** start of Available records **
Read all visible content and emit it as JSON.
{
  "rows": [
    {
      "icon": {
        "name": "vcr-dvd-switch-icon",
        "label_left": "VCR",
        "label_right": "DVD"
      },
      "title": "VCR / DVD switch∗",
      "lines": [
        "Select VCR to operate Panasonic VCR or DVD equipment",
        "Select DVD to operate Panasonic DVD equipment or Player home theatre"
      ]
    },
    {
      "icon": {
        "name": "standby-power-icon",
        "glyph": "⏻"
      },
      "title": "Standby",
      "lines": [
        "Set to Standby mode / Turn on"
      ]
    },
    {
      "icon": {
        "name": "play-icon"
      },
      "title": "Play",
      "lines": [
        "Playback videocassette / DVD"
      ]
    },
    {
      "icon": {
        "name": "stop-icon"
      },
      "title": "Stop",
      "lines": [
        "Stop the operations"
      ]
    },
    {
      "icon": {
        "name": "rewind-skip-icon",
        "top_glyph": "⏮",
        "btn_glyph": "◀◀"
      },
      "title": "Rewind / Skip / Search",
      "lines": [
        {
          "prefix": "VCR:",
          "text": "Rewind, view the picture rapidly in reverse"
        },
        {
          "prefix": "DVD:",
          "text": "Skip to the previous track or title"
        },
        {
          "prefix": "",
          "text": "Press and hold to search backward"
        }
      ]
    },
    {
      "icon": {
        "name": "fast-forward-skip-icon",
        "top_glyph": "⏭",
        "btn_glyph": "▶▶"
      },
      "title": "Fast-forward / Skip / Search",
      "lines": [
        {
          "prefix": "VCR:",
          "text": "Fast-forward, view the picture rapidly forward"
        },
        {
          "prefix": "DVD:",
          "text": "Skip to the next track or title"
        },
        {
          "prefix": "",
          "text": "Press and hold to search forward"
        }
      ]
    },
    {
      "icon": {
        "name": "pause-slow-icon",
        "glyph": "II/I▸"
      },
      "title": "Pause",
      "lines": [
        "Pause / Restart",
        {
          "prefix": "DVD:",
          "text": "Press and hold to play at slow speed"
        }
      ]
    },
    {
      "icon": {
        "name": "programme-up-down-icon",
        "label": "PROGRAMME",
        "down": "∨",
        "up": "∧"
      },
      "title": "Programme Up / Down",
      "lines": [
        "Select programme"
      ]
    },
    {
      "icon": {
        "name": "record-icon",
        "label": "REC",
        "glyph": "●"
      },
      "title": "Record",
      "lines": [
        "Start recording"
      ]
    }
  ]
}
** end of Available records **
**Exercise description**:
Check each line above for the string "hold" and show the ones that have it.

**Response to this task**:
          "text": "Press and hold to search backward"
          "text": "Press and hold to search forward"
          "text": "Press and hold to play at slow speed"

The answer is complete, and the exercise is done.